What to do:
Could you find each line of the data below that contains the word "Principles" and copy those lines?

Document page records:
= Beginning of Section =

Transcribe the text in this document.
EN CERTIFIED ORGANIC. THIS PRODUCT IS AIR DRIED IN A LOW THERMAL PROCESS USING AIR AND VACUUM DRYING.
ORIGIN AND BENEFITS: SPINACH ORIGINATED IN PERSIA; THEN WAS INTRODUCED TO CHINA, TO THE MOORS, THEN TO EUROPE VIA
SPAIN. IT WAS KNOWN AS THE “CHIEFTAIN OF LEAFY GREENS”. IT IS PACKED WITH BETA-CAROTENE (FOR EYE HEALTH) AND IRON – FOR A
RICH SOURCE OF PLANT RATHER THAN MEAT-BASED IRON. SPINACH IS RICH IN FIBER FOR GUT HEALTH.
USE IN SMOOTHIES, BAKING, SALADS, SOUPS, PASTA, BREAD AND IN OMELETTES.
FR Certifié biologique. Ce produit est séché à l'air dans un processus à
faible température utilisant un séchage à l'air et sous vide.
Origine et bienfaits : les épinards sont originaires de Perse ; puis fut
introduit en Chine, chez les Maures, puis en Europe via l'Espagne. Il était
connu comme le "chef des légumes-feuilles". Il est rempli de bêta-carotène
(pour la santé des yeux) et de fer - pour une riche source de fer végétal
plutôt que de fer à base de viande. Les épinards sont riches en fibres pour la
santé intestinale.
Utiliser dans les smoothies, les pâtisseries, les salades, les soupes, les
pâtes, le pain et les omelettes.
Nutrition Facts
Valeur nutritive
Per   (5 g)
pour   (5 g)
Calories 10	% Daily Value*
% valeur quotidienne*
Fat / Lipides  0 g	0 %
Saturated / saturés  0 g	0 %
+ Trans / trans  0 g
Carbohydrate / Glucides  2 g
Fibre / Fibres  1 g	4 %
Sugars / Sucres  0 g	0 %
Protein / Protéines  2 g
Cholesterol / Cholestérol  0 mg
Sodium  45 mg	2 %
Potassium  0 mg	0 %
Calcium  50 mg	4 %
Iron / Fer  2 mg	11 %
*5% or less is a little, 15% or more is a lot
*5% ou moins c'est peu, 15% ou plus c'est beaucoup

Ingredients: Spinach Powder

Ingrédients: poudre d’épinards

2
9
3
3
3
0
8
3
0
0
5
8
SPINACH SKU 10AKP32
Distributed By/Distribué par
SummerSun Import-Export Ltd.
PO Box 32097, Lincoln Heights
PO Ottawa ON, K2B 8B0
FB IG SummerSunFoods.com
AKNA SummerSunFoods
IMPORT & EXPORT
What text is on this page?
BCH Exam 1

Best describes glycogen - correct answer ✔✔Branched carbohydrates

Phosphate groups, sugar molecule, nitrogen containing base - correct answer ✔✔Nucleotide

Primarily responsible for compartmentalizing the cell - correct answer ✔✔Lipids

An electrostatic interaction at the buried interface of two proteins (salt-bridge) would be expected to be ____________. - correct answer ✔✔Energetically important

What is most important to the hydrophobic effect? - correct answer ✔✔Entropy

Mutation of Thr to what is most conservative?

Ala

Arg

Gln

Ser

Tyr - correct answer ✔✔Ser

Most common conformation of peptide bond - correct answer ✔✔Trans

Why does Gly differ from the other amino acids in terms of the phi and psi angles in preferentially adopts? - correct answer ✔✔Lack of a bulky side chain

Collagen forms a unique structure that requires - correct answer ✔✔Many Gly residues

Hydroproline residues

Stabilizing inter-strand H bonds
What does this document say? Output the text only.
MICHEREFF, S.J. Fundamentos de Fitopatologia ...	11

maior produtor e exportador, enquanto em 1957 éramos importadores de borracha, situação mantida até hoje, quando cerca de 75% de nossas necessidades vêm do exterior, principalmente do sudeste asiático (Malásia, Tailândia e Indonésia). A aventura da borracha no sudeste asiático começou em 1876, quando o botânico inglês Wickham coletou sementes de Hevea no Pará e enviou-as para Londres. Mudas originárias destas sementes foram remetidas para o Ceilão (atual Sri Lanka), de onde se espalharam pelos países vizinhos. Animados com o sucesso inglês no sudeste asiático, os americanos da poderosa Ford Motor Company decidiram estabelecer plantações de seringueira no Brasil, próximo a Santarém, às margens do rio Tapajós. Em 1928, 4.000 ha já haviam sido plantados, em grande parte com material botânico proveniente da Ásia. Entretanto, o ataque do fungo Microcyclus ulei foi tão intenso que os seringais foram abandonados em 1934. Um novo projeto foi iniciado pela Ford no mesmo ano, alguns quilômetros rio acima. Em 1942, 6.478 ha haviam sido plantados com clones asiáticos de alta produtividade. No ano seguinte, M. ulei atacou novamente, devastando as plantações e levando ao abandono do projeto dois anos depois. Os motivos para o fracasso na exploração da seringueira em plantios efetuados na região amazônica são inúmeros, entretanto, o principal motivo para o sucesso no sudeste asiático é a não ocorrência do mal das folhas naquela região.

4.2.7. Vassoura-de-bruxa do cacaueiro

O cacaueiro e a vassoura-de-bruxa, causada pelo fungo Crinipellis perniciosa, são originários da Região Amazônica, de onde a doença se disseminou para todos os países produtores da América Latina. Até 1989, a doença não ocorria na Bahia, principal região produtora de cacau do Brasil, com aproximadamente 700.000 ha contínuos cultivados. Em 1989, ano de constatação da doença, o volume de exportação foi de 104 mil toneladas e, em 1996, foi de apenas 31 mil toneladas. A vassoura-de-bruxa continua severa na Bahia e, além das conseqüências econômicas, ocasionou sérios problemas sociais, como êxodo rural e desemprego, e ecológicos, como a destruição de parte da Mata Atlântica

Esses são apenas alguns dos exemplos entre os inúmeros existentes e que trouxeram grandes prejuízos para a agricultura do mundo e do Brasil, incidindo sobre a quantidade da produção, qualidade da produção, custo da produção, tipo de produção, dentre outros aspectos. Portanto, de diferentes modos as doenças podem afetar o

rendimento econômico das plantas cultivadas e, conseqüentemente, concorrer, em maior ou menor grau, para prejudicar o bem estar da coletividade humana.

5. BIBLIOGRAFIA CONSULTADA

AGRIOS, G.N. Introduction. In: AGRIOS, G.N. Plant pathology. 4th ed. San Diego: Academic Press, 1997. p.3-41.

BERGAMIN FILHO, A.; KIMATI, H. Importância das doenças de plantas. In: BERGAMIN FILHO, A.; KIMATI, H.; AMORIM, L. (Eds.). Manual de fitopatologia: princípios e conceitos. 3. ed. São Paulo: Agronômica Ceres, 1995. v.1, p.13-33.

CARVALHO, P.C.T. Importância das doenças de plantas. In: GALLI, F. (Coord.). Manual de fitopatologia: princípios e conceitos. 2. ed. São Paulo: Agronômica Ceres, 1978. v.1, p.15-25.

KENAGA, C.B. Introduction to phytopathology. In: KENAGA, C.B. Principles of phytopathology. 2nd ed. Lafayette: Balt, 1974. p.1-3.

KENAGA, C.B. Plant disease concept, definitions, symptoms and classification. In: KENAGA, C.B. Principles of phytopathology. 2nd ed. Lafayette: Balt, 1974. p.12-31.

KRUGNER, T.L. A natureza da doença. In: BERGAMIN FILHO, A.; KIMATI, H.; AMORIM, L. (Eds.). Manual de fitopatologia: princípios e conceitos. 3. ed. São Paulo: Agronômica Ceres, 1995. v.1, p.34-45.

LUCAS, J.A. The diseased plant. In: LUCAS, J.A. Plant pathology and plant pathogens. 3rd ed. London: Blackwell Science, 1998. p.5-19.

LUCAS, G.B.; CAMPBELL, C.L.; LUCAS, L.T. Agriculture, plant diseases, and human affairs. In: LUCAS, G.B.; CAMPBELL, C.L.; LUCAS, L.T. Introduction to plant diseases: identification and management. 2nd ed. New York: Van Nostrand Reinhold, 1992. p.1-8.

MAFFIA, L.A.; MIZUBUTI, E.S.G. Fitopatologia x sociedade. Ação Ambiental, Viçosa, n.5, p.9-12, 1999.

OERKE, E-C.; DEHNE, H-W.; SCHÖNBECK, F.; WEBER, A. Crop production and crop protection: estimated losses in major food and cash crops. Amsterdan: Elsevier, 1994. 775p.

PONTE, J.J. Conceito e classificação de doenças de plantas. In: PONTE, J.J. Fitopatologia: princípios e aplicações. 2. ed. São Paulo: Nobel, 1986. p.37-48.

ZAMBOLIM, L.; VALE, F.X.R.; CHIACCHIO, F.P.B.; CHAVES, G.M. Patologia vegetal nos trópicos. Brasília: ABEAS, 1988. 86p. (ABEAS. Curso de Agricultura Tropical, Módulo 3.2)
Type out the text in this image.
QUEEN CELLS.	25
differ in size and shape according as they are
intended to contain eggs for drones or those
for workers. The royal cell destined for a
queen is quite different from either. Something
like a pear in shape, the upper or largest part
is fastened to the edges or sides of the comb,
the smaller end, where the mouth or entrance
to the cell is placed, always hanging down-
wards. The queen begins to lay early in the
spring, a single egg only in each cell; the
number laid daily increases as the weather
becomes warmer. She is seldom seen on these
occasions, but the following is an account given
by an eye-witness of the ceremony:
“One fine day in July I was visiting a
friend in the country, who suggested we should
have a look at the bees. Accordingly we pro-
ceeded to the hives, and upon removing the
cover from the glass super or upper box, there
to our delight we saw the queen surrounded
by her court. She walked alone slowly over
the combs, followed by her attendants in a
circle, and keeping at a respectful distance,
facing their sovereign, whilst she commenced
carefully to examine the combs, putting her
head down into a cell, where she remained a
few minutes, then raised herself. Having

= End of Section =

Output:
KENAGA, C.B. Introduction to phytopathology. In: KENAGA, C.B. Principles of phytopathology. 2nd ed. Lafayette: Balt, 1974. p.1-3.
KENAGA, C.B. Plant disease concept, definitions, symptoms and classification. In: KENAGA, C.B. Principles of phytopathology. 2nd ed. Lafayette: Balt, 1974. p.12-31.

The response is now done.